### What needs to be done
All of the data should be repeated exactly; pictures are not part of the copy.

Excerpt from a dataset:

--*--

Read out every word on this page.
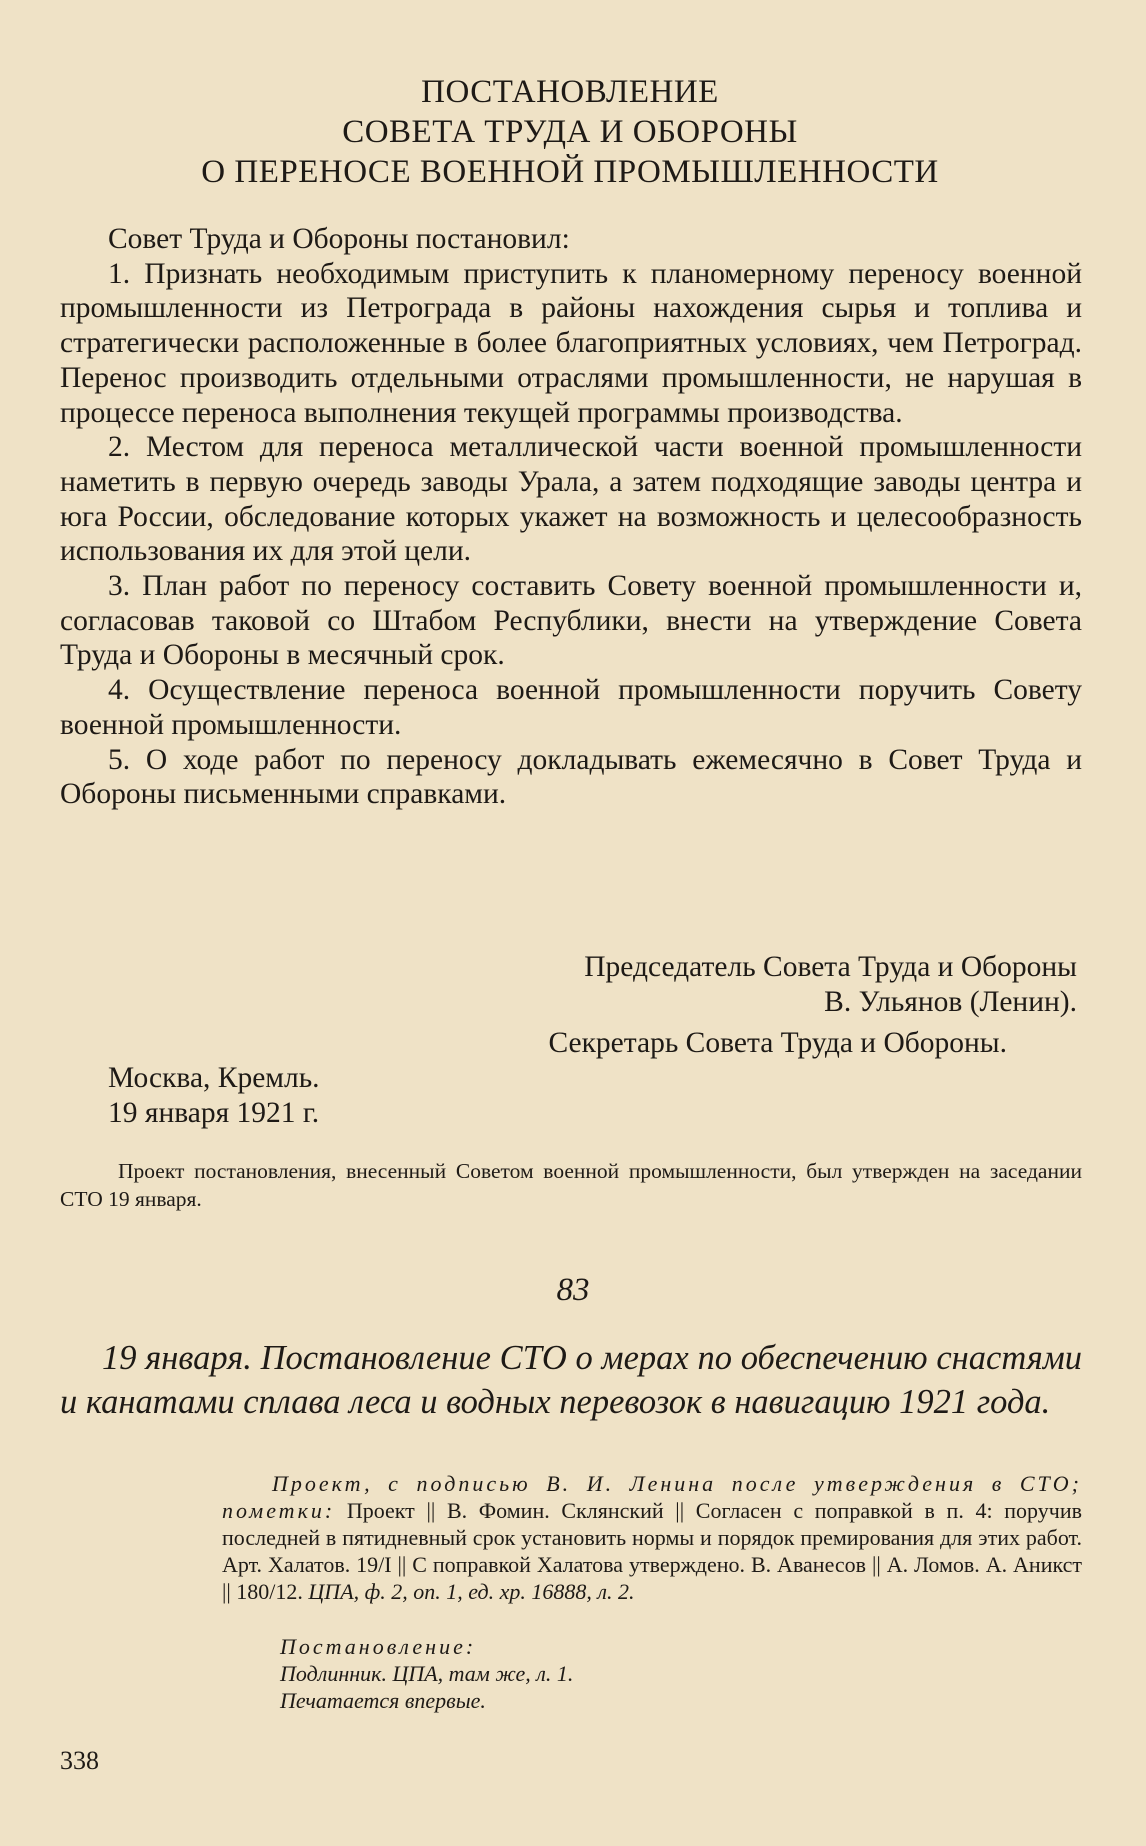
ПОСТАНОВЛЕНИЕ
СОВЕТА ТРУДА И ОБОРОНЫ
О ПЕРЕНОСЕ ВОЕННОЙ ПРОМЫШЛЕННОСТИ

Совет Труда и Обороны постановил:

1. Признать необходимым приступить к планомерному переносу военной промышленности из Петрограда в районы нахождения сырья и топлива и стратегически расположенные в более благоприятных условиях, чем Петроград. Перенос производить отдельными отраслями промышленности, не нарушая в процессе переноса выполнения текущей программы производства.

2. Местом для переноса металлической части военной промышленности наметить в первую очередь заводы Урала, а затем подходящие заводы центра и юга России, обследование которых укажет на возможность и целесообразность использования их для этой цели.

3. План работ по переносу составить Совету военной промышленности и, согласовав таковой со Штабом Республики, внести на утверждение Совета Труда и Обороны в месячный срок.

4. Осуществление переноса военной промышленности поручить Совету военной промышленности.

5. О ходе работ по переносу докладывать ежемесячно в Совет Труда и Обороны письменными справками.

Председатель Совета Труда и Обороны
В. Ульянов (Ленин).
Секретарь Совета Труда и Обороны.
Москва, Кремль.
19 января 1921 г.
Проект постановления, внесенный Советом военной промышленности, был утвержден на заседании СТО 19 января.
83
19 января. Постановление СТО о мерах по обеспечению снастями и канатами сплава леса и водных перевозок в навигацию 1921 года.
Проект, с подписью В. И. Ленина после утверждения в СТО; пометки: Проект || В. Фомин. Склянский || Согласен с поправкой в п. 4: поручив последней в пятидневный срок установить нормы и порядок премирования для этих работ. Арт. Халатов. 19/I || С поправкой Халатова утверждено. В. Аванесов || А. Ломов. А. Аникст || 180/12. ЦПА, ф. 2, оп. 1, ед. хр. 16888, л. 2.
Постановление:
Подлинник. ЦПА, там же, л. 1.
Печатается впервые.
338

--*--

### Answer in full
Read out every word on this page.
ПОСТАНОВЛЕНИЕ
СОВЕТА ТРУДА И ОБОРОНЫ
О ПЕРЕНОСЕ ВОЕННОЙ ПРОМЫШЛЕННОСТИ

Совет Труда и Обороны постановил:

1. Признать необходимым приступить к планомерному переносу военной промышленности из Петрограда в районы нахождения сырья и топлива и стратегически расположенные в более благоприятных условиях, чем Петроград. Перенос производить отдельными отраслями промышленности, не нарушая в процессе переноса выполнения текущей программы производства.

2. Местом для переноса металлической части военной промышленности наметить в первую очередь заводы Урала, а затем подходящие заводы центра и юга России, обследование которых укажет на возможность и целесообразность использования их для этой цели.

3. План работ по переносу составить Совету военной промышленности и, согласовав таковой со Штабом Республики, внести на утверждение Совета Труда и Обороны в месячный срок.

4. Осуществление переноса военной промышленности поручить Совету военной промышленности.

5. О ходе работ по переносу докладывать ежемесячно в Совет Труда и Обороны письменными справками.

Председатель Совета Труда и Обороны
В. Ульянов (Ленин).
Секретарь Совета Труда и Обороны.
Москва, Кремль.
19 января 1921 г.
Проект постановления, внесенный Советом военной промышленности, был утвержден на заседании СТО 19 января.
83
19 января. Постановление СТО о мерах по обеспечению снастями и канатами сплава леса и водных перевозок в навигацию 1921 года.
Проект, с подписью В. И. Ленина после утверждения в СТО; пометки: Проект || В. Фомин. Склянский || Согласен с поправкой в п. 4: поручив последней в пятидневный срок установить нормы и порядок премирования для этих работ. Арт. Халатов. 19/I || С поправкой Халатова утверждено. В. Аванесов || А. Ломов. А. Аникст || 180/12. ЦПА, ф. 2, оп. 1, ед. хр. 16888, л. 2.
Постановление:
Подлинник. ЦПА, там же, л. 1.
Печатается впервые.
338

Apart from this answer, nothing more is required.